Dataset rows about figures
↓↓↓
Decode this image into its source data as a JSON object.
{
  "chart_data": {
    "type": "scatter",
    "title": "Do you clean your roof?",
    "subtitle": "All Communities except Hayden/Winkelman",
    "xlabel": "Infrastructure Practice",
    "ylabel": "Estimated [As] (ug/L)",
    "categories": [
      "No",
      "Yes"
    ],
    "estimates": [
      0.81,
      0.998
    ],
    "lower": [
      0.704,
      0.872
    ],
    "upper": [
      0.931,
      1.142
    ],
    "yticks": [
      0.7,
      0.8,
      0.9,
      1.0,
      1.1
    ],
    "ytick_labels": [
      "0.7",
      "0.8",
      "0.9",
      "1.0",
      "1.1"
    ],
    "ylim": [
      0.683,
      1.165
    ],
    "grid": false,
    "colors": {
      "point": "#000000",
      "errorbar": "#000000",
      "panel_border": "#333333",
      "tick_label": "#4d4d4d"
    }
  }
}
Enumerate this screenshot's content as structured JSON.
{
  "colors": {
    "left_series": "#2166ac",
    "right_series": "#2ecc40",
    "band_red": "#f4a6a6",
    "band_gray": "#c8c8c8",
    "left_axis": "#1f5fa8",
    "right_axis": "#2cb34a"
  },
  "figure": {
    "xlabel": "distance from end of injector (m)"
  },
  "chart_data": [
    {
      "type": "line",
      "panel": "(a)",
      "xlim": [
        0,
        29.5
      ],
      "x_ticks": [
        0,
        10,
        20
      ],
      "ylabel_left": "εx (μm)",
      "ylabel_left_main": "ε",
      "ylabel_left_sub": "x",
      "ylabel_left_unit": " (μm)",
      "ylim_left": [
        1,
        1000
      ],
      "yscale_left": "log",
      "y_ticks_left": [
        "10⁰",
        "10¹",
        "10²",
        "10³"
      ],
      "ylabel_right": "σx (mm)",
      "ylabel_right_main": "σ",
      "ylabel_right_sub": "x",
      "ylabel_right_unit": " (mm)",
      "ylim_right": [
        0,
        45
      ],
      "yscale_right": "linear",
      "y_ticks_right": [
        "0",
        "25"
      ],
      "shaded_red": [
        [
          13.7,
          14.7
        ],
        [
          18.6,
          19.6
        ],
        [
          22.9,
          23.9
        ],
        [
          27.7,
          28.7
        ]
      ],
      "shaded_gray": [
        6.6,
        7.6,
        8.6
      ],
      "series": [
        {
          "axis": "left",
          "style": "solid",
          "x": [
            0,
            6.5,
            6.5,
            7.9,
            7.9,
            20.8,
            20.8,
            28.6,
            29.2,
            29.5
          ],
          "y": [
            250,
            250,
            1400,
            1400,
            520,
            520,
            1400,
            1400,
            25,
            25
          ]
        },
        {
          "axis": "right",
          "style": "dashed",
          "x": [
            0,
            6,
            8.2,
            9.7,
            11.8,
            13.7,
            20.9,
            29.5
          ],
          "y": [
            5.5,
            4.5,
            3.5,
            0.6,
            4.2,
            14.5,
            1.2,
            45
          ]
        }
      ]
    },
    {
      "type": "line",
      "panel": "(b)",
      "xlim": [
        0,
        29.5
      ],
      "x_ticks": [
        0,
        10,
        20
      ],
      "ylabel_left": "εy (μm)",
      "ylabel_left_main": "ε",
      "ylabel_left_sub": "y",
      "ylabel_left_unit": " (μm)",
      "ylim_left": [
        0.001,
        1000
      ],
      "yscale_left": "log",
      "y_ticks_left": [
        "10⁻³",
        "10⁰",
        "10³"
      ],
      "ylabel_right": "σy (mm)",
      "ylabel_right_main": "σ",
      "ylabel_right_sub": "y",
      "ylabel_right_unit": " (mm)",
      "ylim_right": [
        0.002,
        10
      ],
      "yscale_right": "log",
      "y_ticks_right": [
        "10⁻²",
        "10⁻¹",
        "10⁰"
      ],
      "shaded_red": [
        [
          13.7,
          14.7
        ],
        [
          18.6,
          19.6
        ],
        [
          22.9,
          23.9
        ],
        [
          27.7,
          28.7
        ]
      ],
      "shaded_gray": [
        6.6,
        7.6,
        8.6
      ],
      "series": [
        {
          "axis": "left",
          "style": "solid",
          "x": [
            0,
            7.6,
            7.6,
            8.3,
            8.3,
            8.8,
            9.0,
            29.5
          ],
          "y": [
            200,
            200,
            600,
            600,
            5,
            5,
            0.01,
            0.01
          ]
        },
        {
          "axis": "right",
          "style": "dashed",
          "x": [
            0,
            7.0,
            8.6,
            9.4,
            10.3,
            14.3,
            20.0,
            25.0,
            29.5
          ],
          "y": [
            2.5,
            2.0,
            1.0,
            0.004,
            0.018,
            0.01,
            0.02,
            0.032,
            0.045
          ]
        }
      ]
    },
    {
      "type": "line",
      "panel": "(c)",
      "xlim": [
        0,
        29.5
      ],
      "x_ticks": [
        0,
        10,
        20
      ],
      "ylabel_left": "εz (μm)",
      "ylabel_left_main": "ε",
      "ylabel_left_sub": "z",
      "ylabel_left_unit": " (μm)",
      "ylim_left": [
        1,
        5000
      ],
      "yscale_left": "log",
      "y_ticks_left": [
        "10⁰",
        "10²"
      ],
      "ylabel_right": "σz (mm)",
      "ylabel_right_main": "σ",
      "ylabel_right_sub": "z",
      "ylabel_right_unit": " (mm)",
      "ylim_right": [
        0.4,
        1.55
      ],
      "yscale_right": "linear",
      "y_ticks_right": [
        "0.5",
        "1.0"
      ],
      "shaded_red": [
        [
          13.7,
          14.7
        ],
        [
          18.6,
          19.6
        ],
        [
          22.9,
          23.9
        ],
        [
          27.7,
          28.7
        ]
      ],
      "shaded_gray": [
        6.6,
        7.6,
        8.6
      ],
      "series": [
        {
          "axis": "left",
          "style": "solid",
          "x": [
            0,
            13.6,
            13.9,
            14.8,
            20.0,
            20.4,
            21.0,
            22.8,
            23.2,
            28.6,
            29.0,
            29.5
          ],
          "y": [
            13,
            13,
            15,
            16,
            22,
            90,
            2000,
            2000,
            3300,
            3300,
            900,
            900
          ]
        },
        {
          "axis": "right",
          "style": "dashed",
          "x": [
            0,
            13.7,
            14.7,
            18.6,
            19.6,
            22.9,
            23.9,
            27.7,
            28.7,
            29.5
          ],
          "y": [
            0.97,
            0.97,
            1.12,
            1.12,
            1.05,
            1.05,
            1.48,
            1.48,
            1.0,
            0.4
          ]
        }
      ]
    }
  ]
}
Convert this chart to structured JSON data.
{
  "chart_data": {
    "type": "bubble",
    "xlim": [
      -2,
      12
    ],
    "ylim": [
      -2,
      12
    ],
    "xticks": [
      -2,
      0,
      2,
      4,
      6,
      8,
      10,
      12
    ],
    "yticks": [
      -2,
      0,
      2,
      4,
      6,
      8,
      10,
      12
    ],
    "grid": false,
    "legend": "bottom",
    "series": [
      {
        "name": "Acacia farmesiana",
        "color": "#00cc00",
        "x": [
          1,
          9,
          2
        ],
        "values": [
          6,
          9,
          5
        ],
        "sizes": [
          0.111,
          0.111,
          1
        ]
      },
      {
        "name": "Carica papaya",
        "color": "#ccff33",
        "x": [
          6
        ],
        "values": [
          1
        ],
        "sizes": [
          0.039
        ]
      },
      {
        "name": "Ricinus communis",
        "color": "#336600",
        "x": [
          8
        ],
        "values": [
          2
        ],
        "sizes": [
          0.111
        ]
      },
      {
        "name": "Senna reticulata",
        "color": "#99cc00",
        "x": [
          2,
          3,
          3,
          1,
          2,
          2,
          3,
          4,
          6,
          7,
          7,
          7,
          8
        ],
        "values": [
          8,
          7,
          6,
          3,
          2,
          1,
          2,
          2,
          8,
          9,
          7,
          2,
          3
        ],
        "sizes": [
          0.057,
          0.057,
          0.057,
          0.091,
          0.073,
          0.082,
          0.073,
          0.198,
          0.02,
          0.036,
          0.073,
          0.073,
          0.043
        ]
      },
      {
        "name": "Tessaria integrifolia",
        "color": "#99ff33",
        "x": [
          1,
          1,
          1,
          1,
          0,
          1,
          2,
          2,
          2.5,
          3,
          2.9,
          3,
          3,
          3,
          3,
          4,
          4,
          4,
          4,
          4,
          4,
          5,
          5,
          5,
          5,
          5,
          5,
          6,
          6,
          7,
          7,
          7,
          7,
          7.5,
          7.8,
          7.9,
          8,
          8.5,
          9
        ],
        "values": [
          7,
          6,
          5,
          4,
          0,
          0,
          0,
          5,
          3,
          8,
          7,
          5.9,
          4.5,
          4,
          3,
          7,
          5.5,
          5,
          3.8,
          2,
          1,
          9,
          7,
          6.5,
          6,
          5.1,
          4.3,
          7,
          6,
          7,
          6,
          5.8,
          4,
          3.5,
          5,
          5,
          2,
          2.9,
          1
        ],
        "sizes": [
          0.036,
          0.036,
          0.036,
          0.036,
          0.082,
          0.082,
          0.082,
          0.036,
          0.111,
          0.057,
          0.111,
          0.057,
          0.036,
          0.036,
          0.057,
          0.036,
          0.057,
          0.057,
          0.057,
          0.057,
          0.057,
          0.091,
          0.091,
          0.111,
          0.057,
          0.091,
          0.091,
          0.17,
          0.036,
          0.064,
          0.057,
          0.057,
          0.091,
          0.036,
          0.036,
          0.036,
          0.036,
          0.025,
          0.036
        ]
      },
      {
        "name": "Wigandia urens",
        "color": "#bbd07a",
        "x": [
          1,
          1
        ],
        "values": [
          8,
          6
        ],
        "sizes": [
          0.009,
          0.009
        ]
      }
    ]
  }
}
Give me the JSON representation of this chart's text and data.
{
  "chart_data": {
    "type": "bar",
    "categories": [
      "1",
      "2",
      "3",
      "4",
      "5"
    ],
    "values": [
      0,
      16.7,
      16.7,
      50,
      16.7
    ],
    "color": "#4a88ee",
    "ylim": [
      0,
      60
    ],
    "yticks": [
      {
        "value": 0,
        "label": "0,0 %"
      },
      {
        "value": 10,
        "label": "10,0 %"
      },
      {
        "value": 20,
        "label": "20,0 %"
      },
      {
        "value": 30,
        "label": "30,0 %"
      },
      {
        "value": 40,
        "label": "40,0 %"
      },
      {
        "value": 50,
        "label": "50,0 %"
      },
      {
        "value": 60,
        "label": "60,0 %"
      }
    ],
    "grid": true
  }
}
↑↑↑
Each line above that holds the string "this" should be copied and shown.

Decode this image into its source data as a JSON object.
Enumerate this screenshot's content as structured JSON.
Convert this chart to structured JSON data.
Give me the JSON representation of this chart's text and data.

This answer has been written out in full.